═════ RECORD SET ═════

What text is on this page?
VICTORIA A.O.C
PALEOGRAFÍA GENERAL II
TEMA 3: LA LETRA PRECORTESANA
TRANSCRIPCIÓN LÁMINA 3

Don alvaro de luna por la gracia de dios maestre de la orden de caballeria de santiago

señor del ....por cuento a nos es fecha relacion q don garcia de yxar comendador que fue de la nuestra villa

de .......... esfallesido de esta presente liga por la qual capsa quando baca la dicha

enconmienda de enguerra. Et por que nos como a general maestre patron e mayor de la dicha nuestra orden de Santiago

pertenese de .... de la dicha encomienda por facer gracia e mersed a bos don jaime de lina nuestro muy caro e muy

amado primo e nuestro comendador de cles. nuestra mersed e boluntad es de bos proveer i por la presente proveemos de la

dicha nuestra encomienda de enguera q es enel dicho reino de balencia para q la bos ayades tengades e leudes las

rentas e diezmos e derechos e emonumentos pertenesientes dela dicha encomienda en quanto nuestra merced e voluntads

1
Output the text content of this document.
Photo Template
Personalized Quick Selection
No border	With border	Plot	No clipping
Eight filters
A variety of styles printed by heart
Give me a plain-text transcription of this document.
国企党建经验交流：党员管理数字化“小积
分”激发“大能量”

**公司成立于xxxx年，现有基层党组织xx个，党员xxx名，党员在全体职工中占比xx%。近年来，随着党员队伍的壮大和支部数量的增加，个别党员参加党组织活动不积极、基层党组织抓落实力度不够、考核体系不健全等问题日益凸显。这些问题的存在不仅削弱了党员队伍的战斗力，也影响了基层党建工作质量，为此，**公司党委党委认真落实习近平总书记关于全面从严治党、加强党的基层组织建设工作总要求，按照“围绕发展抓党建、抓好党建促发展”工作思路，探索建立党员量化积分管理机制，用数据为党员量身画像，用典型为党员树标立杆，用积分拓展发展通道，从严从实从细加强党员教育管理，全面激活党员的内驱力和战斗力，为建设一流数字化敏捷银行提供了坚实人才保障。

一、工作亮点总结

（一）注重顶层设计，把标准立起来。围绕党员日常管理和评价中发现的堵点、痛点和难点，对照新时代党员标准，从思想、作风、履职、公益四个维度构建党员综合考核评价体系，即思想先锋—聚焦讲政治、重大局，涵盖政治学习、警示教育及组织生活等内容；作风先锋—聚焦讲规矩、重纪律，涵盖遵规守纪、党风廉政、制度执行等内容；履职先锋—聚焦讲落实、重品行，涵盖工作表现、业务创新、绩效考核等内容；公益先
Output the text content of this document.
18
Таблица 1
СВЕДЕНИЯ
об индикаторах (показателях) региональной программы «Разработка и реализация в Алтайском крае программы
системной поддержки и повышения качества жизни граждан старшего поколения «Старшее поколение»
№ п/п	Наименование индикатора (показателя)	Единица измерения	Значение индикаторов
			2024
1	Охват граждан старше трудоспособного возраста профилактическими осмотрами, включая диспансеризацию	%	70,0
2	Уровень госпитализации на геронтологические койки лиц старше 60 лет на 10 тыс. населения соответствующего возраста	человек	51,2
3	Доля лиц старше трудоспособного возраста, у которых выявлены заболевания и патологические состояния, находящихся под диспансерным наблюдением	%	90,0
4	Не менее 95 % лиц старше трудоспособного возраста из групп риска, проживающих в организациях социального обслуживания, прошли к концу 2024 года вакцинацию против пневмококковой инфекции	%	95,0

═════

■ **DESCRIPTION OF THE TASK**
List the lines of the records where "orden" occurs.

■ **FINISHED ANSWER**
Don alvaro de luna por la gracia de dios maestre de la orden de caballeria de santiago
enconmienda de enguerra. Et por que nos como a general maestre patron e mayor de la dicha nuestra orden de Santiago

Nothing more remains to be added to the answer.